- [PROBLEM TO WORK ON]: Gather every line in the records below that contains the word "TERM".

- [RECORD SET]:

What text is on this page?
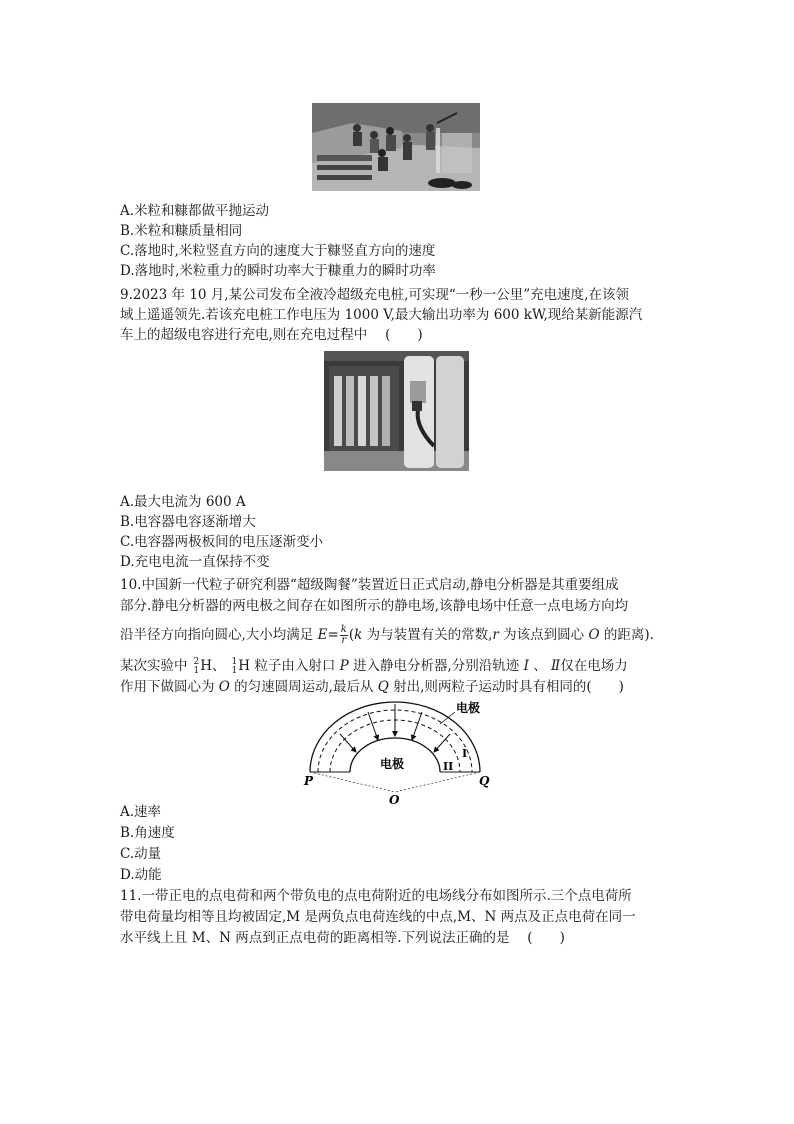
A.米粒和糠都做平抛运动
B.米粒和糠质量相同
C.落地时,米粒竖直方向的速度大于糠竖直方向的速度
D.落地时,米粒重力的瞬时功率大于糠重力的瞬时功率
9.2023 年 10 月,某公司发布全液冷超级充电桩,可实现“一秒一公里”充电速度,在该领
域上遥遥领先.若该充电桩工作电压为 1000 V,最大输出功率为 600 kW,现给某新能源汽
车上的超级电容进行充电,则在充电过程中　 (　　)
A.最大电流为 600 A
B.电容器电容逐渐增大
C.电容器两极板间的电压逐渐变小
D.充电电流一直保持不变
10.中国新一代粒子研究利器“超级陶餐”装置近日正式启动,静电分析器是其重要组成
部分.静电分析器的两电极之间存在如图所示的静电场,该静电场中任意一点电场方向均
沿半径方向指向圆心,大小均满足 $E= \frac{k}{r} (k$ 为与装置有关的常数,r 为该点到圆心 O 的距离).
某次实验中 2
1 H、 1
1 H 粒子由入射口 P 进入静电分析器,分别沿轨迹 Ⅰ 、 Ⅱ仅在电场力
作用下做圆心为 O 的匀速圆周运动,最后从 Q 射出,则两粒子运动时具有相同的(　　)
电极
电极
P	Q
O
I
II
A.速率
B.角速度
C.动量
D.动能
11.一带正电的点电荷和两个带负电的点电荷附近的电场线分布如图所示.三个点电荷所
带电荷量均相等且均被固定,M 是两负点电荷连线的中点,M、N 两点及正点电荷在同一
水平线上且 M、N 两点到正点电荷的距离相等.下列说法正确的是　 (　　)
==
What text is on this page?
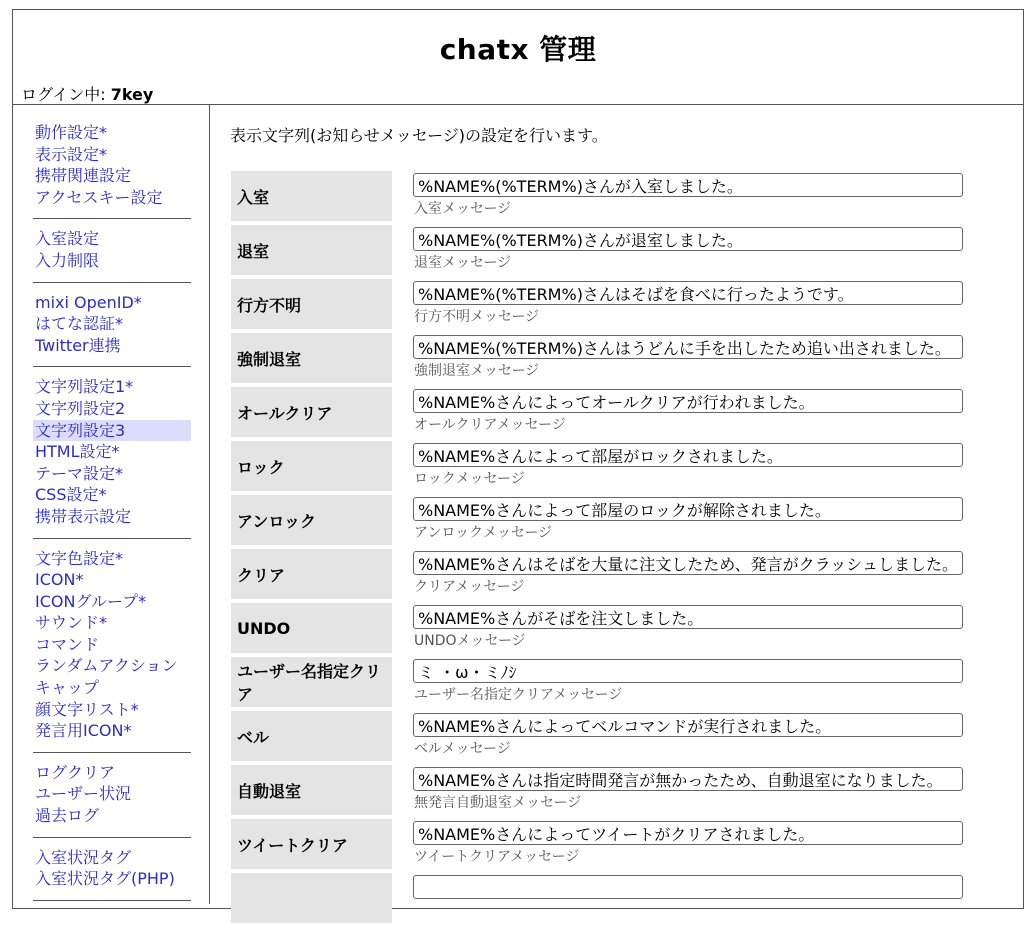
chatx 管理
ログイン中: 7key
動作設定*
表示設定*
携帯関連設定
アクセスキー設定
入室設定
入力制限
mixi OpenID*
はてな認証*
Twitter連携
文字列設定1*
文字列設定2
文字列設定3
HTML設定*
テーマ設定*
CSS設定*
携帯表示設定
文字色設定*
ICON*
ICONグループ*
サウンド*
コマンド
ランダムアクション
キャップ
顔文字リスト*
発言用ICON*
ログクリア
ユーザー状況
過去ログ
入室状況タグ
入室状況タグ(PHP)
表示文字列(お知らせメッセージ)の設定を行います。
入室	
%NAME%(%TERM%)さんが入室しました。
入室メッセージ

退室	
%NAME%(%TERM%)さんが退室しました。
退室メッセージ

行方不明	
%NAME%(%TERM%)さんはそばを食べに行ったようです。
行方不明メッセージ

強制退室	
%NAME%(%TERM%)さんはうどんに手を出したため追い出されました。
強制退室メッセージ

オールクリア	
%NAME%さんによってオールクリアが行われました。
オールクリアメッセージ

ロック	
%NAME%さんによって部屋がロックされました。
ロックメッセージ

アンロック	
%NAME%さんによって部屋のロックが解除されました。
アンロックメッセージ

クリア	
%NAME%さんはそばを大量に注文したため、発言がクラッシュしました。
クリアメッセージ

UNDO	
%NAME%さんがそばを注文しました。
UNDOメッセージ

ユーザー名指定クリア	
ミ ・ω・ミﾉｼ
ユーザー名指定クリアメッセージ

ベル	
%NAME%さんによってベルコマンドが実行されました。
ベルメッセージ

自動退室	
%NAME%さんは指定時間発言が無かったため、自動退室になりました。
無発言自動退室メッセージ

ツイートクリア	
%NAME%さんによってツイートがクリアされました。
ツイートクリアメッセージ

- [TASK ANSWER]:
%NAME%(%TERM%)さんが入室しました。
%NAME%(%TERM%)さんが退室しました。
%NAME%(%TERM%)さんはそばを食べに行ったようです。
%NAME%(%TERM%)さんはうどんに手を出したため追い出されました。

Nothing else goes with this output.